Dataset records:
▽
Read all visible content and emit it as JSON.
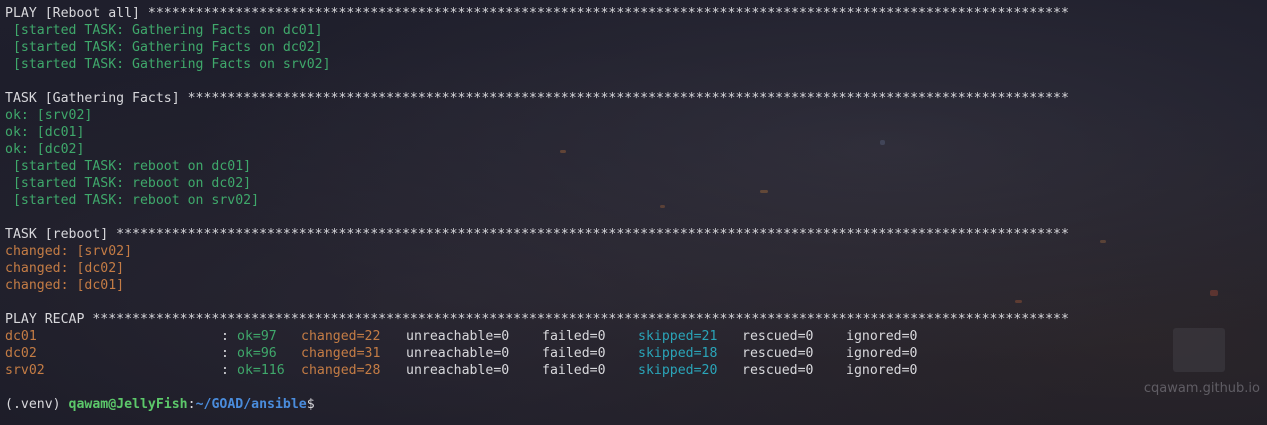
{
  "lines": {
    "play_header": "PLAY [Reboot all] ********************************************************************************************************************",
    "started_gf_1": " [started TASK: Gathering Facts on dc01]",
    "started_gf_2": " [started TASK: Gathering Facts on dc02]",
    "started_gf_3": " [started TASK: Gathering Facts on srv02]",
    "task_gf_header": "TASK [Gathering Facts] ***************************************************************************************************************",
    "ok_1": "ok: [srv02]",
    "ok_2": "ok: [dc01]",
    "ok_3": "ok: [dc02]",
    "started_rb_1": " [started TASK: reboot on dc01]",
    "started_rb_2": " [started TASK: reboot on dc02]",
    "started_rb_3": " [started TASK: reboot on srv02]",
    "task_reboot_header": "TASK [reboot] ************************************************************************************************************************",
    "changed_1": "changed: [srv02]",
    "changed_2": "changed: [dc02]",
    "changed_3": "changed: [dc01]",
    "recap_header": "PLAY RECAP ***************************************************************************************************************************"
  },
  "recap": [
    {
      "host": "dc01",
      "colon": ":",
      "ok": "ok=97",
      "changed": "changed=22",
      "unreachable": "unreachable=0",
      "failed": "failed=0",
      "skipped": "skipped=21",
      "rescued": "rescued=0",
      "ignored": "ignored=0"
    },
    {
      "host": "dc02",
      "colon": ":",
      "ok": "ok=96",
      "changed": "changed=31",
      "unreachable": "unreachable=0",
      "failed": "failed=0",
      "skipped": "skipped=18",
      "rescued": "rescued=0",
      "ignored": "ignored=0"
    },
    {
      "host": "srv02",
      "colon": ":",
      "ok": "ok=116",
      "changed": "changed=28",
      "unreachable": "unreachable=0",
      "failed": "failed=0",
      "skipped": "skipped=20",
      "rescued": "rescued=0",
      "ignored": "ignored=0"
    }
  ],
  "prompt": {
    "venv": "(.venv) ",
    "user_host": "qawam@JellyFish",
    "sep": ":",
    "path": "~/GOAD/ansible",
    "symbol": "$"
  },
  "watermark": "cqawam.github.io",
  "colors": {
    "background": "#1c1c28",
    "text": "#d8d8dc",
    "ok_green": "#3fa86b",
    "changed_orange": "#c47c45",
    "skipped_cyan": "#2aa4b8",
    "prompt_user": "#5cc86a",
    "prompt_path": "#4a8cdc"
  }
}
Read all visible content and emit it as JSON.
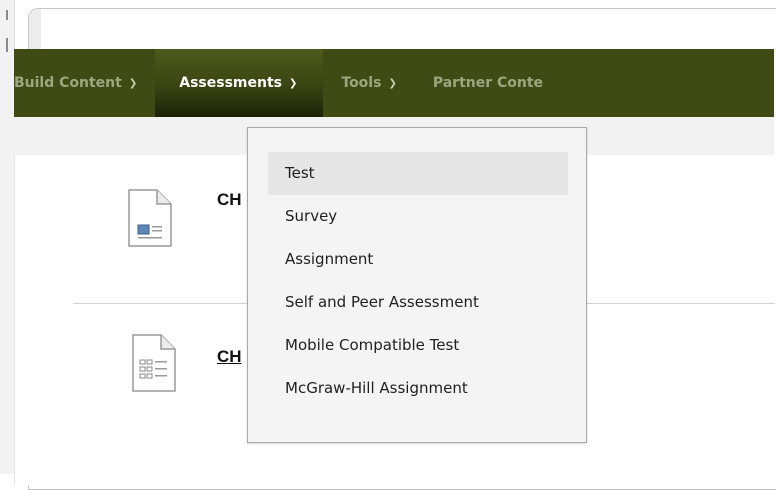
{
  "nav": {
    "items": [
      {
        "label": "Build Content"
      },
      {
        "label": "Assessments"
      },
      {
        "label": "Tools"
      },
      {
        "label": "Partner Conte"
      }
    ]
  },
  "content": {
    "items": [
      {
        "title": "CH"
      },
      {
        "title": "CH"
      }
    ]
  },
  "dropdown": {
    "items": [
      {
        "label": "Test"
      },
      {
        "label": "Survey"
      },
      {
        "label": "Assignment"
      },
      {
        "label": "Self and Peer Assessment"
      },
      {
        "label": "Mobile Compatible Test"
      },
      {
        "label": "McGraw-Hill Assignment"
      }
    ],
    "highlighted": "Test"
  },
  "colors": {
    "nav_bg": "#3f4a14",
    "nav_active": "#1c2107",
    "dropdown_bg": "#f4f4f4"
  },
  "icons": [
    "chevron-down-icon",
    "document-icon",
    "document-list-icon"
  ]
}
△
Write out the listing above again, exactly, but with no pictures in the copy.

SOLUTION FOR THIS PROBLEM:
Read all visible content and emit it as JSON.
{
  "lines": {
    "play_header": "PLAY [Reboot all] ********************************************************************************************************************",
    "started_gf_1": " [started TASK: Gathering Facts on dc01]",
    "started_gf_2": " [started TASK: Gathering Facts on dc02]",
    "started_gf_3": " [started TASK: Gathering Facts on srv02]",
    "task_gf_header": "TASK [Gathering Facts] ***************************************************************************************************************",
    "ok_1": "ok: [srv02]",
    "ok_2": "ok: [dc01]",
    "ok_3": "ok: [dc02]",
    "started_rb_1": " [started TASK: reboot on dc01]",
    "started_rb_2": " [started TASK: reboot on dc02]",
    "started_rb_3": " [started TASK: reboot on srv02]",
    "task_reboot_header": "TASK [reboot] ************************************************************************************************************************",
    "changed_1": "changed: [srv02]",
    "changed_2": "changed: [dc02]",
    "changed_3": "changed: [dc01]",
    "recap_header": "PLAY RECAP ***************************************************************************************************************************"
  },
  "recap": [
    {
      "host": "dc01",
      "colon": ":",
      "ok": "ok=97",
      "changed": "changed=22",
      "unreachable": "unreachable=0",
      "failed": "failed=0",
      "skipped": "skipped=21",
      "rescued": "rescued=0",
      "ignored": "ignored=0"
    },
    {
      "host": "dc02",
      "colon": ":",
      "ok": "ok=96",
      "changed": "changed=31",
      "unreachable": "unreachable=0",
      "failed": "failed=0",
      "skipped": "skipped=18",
      "rescued": "rescued=0",
      "ignored": "ignored=0"
    },
    {
      "host": "srv02",
      "colon": ":",
      "ok": "ok=116",
      "changed": "changed=28",
      "unreachable": "unreachable=0",
      "failed": "failed=0",
      "skipped": "skipped=20",
      "rescued": "rescued=0",
      "ignored": "ignored=0"
    }
  ],
  "prompt": {
    "venv": "(.venv) ",
    "user_host": "qawam@JellyFish",
    "sep": ":",
    "path": "~/GOAD/ansible",
    "symbol": "$"
  },
  "watermark": "cqawam.github.io",
  "colors": {
    "background": "#1c1c28",
    "text": "#d8d8dc",
    "ok_green": "#3fa86b",
    "changed_orange": "#c47c45",
    "skipped_cyan": "#2aa4b8",
    "prompt_user": "#5cc86a",
    "prompt_path": "#4a8cdc"
  }
}
Read all visible content and emit it as JSON.
{
  "nav": {
    "items": [
      {
        "label": "Build Content"
      },
      {
        "label": "Assessments"
      },
      {
        "label": "Tools"
      },
      {
        "label": "Partner Conte"
      }
    ]
  },
  "content": {
    "items": [
      {
        "title": "CH"
      },
      {
        "title": "CH"
      }
    ]
  },
  "dropdown": {
    "items": [
      {
        "label": "Test"
      },
      {
        "label": "Survey"
      },
      {
        "label": "Assignment"
      },
      {
        "label": "Self and Peer Assessment"
      },
      {
        "label": "Mobile Compatible Test"
      },
      {
        "label": "McGraw-Hill Assignment"
      }
    ],
    "highlighted": "Test"
  },
  "colors": {
    "nav_bg": "#3f4a14",
    "nav_active": "#1c2107",
    "dropdown_bg": "#f4f4f4"
  },
  "icons": [
    "chevron-down-icon",
    "document-icon",
    "document-list-icon"
  ]
}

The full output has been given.